The exercise: Reproduce every line in the listing that contains the word "name".

Supplied records:

## BEGIN

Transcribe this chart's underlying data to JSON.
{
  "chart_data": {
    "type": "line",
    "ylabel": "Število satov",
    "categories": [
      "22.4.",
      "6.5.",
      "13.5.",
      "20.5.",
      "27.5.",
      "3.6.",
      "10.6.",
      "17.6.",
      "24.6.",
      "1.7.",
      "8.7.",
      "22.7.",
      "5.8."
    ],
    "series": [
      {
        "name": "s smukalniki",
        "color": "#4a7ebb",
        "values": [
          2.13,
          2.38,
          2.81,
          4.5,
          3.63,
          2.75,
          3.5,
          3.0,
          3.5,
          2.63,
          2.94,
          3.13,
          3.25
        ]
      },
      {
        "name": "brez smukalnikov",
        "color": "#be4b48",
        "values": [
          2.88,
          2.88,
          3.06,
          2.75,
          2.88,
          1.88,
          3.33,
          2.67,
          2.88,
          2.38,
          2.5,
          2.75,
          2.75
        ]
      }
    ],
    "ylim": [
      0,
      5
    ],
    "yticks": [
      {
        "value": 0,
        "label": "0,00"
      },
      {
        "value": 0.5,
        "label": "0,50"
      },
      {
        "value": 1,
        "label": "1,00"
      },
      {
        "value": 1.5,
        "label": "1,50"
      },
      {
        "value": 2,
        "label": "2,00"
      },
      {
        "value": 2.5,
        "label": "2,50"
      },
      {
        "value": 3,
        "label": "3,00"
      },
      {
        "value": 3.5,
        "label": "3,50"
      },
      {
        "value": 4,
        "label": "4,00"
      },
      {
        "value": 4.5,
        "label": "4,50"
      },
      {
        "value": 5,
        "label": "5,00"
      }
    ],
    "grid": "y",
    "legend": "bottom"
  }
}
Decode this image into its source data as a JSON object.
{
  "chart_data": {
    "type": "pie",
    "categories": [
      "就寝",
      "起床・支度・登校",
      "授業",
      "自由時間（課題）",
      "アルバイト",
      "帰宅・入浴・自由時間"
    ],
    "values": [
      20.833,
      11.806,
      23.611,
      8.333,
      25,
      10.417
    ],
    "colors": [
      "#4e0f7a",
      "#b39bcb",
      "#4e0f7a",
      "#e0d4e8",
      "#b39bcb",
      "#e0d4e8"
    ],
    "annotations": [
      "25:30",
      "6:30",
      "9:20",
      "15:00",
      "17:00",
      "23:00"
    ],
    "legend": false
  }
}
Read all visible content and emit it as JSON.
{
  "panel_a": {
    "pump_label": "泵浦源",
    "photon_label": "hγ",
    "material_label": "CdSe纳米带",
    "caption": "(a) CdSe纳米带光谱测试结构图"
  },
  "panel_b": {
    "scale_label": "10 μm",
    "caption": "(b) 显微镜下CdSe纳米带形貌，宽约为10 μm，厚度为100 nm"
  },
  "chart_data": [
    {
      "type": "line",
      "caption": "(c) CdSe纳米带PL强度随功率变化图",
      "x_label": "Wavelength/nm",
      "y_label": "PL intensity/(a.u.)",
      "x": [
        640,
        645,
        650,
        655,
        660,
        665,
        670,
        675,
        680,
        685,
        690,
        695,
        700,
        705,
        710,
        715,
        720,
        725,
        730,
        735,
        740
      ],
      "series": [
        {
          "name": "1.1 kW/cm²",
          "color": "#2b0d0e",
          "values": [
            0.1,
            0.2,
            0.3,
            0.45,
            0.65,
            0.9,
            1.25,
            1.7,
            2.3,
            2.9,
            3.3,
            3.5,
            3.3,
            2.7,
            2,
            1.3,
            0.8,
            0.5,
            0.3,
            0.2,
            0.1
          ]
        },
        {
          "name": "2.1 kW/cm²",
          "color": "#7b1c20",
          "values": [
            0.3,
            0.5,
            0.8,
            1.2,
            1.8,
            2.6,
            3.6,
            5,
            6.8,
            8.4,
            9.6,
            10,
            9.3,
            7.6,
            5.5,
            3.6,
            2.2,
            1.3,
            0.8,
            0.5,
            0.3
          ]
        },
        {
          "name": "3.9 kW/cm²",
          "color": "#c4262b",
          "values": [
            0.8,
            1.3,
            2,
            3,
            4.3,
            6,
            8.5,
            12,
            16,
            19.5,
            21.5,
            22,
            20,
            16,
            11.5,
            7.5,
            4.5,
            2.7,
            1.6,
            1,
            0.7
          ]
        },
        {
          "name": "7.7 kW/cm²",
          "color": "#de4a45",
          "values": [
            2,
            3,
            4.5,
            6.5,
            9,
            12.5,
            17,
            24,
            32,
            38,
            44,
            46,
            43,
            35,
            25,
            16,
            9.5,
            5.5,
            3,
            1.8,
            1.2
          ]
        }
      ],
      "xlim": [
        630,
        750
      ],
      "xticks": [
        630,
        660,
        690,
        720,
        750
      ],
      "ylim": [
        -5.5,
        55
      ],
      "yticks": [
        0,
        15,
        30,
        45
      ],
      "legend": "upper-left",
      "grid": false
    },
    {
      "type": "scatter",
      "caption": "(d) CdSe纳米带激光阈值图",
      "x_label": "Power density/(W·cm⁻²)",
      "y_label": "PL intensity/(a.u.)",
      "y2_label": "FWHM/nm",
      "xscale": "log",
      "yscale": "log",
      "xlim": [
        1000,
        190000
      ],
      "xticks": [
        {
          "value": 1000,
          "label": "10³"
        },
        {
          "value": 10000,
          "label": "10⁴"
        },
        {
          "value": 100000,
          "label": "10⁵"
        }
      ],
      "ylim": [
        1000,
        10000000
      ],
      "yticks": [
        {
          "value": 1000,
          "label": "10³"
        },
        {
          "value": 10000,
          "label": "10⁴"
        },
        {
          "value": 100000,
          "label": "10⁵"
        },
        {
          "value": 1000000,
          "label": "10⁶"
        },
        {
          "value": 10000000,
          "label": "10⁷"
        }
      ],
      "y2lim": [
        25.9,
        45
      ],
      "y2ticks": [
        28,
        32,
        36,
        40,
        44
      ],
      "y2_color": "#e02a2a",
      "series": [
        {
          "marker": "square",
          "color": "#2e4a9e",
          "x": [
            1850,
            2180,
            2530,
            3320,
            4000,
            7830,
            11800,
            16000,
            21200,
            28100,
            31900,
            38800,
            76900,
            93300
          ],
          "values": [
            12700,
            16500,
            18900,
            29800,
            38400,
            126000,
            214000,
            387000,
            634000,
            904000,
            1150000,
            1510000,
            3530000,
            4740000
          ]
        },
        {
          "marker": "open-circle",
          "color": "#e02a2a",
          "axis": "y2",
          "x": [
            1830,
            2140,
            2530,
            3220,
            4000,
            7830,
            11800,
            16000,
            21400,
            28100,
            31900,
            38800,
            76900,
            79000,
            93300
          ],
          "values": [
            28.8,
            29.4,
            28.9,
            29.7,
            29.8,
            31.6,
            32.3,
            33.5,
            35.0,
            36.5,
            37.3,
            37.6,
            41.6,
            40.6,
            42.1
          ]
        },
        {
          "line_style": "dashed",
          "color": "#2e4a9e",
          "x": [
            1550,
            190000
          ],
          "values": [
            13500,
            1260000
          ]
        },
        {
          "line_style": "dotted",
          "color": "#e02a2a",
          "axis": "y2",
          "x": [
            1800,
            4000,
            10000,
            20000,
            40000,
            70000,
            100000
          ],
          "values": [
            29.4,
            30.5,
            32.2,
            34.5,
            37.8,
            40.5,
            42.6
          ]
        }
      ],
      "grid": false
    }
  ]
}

## END

The response:
        "name": "s smukalniki",
        "name": "brez smukalnikov",
          "name": "1.1 kW/cm²",
          "name": "2.1 kW/cm²",
          "name": "3.9 kW/cm²",
          "name": "7.7 kW/cm²",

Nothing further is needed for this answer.